● **EXERCISE OBJECTIVE**
Provide only the number of lines where "Лиды" occurs.

● **RAW RECORDS**

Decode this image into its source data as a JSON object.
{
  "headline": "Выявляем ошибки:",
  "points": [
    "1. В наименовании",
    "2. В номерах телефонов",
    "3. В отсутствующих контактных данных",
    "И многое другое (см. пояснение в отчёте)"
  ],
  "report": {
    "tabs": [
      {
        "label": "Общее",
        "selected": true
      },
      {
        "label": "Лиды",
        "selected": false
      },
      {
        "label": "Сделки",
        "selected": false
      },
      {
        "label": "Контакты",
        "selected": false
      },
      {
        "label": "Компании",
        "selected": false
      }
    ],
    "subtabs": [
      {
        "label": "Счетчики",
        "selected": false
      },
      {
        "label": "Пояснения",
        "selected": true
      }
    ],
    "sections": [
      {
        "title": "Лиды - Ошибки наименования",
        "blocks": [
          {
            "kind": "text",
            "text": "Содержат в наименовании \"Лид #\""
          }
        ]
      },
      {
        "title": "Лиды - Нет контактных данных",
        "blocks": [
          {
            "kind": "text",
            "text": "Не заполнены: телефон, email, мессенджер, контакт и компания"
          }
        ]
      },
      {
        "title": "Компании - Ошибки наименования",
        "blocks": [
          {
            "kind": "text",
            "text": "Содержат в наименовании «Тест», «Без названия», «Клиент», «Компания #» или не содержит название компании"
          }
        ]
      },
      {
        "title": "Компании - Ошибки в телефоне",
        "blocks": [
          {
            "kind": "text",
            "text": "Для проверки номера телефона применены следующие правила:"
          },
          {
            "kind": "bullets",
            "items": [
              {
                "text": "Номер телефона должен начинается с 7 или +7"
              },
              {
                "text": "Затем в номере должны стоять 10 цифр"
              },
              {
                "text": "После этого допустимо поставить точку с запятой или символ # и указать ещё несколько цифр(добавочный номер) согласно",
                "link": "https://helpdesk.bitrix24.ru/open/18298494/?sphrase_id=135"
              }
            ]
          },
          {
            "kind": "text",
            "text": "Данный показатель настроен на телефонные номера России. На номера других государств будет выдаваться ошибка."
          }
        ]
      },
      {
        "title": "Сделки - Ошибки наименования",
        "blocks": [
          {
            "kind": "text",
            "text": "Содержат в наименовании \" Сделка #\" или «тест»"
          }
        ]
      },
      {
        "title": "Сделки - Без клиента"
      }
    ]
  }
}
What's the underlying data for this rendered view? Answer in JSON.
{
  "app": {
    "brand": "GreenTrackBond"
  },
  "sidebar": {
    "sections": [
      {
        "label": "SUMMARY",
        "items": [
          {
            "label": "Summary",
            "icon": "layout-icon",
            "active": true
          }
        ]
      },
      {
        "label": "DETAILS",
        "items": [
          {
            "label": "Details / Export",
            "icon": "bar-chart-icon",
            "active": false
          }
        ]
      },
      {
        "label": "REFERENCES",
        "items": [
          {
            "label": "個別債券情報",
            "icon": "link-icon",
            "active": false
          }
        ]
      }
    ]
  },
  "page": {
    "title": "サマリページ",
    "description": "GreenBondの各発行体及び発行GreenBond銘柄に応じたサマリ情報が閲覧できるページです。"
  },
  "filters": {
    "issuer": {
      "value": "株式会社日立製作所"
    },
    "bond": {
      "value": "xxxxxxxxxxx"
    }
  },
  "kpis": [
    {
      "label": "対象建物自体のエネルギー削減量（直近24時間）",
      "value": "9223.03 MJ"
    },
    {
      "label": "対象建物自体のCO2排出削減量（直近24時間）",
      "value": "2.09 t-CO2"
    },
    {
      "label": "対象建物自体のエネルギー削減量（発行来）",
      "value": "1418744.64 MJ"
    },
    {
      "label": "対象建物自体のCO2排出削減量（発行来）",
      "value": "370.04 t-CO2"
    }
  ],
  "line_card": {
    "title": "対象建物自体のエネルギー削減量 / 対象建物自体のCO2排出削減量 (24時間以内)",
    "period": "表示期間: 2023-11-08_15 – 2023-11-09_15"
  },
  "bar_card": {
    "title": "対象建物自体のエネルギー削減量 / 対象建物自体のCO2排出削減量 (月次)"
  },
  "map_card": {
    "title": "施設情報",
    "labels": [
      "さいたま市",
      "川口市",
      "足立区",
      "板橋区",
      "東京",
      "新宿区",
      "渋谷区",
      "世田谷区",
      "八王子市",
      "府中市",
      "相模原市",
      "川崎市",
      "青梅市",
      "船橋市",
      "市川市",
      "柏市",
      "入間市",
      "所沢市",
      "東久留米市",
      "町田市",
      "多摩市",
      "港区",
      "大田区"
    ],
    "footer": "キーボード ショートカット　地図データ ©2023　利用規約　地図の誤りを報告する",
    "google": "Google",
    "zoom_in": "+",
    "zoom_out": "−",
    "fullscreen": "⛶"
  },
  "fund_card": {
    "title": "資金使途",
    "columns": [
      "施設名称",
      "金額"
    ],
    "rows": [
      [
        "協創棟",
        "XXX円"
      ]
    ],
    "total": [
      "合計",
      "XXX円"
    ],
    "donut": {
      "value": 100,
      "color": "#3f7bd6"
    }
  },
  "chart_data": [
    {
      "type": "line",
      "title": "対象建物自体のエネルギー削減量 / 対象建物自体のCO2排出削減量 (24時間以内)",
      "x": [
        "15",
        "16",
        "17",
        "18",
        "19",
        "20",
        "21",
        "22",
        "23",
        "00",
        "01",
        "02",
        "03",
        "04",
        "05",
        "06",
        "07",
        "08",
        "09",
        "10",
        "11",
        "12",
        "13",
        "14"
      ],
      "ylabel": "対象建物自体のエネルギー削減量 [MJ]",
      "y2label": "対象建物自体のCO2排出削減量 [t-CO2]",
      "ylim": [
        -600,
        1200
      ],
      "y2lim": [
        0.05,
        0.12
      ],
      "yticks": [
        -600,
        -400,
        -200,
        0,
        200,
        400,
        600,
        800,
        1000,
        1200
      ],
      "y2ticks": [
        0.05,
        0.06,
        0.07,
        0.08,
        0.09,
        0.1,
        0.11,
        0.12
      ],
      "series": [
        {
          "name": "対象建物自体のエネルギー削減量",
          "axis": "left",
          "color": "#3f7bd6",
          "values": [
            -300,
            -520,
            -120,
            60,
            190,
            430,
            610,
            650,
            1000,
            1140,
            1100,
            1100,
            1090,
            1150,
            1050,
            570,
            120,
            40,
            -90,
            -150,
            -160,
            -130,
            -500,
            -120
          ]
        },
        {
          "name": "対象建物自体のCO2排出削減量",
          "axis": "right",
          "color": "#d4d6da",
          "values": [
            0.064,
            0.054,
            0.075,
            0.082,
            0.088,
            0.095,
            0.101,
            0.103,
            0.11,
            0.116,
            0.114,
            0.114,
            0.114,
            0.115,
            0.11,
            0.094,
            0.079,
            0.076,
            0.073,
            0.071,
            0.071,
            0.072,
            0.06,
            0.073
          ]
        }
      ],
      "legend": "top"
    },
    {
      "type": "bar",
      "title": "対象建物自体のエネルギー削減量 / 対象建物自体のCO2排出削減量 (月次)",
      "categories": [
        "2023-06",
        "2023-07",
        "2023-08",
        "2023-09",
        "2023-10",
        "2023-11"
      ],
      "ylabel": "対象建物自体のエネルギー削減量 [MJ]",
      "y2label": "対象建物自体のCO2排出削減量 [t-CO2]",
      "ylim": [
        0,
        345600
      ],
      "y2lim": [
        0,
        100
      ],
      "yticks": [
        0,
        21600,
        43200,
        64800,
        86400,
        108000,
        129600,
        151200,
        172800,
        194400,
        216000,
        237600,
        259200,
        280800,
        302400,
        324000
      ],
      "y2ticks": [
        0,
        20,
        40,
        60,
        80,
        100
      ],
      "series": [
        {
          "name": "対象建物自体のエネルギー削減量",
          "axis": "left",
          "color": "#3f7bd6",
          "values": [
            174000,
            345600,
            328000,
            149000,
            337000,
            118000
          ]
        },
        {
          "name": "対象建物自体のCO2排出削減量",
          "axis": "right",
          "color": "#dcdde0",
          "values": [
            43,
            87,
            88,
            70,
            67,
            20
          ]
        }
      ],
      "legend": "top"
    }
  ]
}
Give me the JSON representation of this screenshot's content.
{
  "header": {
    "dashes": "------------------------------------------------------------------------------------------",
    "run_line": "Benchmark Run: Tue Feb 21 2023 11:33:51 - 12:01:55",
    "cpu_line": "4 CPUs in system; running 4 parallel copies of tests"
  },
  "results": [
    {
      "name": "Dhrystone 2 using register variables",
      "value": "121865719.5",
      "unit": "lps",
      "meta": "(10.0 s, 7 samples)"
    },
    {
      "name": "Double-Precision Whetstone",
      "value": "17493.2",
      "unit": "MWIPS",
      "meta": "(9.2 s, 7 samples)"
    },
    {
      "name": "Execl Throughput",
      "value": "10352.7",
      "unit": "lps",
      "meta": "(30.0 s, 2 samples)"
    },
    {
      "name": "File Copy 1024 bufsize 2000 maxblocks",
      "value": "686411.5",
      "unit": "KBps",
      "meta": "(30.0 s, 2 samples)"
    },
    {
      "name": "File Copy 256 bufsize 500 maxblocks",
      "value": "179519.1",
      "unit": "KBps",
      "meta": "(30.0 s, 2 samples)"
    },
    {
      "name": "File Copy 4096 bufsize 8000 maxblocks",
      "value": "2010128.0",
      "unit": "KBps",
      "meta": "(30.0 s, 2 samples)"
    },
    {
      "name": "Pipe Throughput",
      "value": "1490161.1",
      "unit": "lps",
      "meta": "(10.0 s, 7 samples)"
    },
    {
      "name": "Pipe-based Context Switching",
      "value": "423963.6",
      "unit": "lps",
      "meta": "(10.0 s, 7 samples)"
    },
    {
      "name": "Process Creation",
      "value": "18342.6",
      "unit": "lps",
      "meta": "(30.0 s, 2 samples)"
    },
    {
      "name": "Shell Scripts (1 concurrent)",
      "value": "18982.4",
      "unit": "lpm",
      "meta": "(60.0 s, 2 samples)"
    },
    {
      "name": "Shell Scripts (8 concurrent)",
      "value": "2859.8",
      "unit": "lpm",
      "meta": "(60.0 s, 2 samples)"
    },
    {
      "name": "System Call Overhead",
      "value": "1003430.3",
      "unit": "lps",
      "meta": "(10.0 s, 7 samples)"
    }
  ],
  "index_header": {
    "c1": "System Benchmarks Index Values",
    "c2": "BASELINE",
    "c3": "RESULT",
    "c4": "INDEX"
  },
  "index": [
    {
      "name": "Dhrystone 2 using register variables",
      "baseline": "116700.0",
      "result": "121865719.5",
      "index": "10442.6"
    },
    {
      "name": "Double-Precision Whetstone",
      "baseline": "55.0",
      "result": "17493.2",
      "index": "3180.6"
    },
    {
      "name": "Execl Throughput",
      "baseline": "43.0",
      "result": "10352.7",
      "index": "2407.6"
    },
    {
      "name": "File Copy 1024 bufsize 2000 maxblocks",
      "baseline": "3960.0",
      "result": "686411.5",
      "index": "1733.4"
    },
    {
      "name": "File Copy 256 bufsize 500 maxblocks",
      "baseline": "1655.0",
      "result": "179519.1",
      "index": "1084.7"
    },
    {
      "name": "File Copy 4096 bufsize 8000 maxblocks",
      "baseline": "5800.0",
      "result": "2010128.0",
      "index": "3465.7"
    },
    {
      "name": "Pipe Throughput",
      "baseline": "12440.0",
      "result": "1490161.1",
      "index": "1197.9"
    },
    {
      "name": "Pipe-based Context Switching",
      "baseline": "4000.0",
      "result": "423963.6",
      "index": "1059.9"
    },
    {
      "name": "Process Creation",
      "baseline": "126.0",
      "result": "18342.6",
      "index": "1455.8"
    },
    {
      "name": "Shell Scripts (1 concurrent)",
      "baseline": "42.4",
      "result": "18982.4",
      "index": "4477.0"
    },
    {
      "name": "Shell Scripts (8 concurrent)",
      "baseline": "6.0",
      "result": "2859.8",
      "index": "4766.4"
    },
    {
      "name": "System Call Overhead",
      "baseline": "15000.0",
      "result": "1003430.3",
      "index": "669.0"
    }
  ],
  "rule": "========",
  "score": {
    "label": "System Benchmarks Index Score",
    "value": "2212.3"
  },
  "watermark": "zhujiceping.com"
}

● **PROBLEM SOLUTION**
3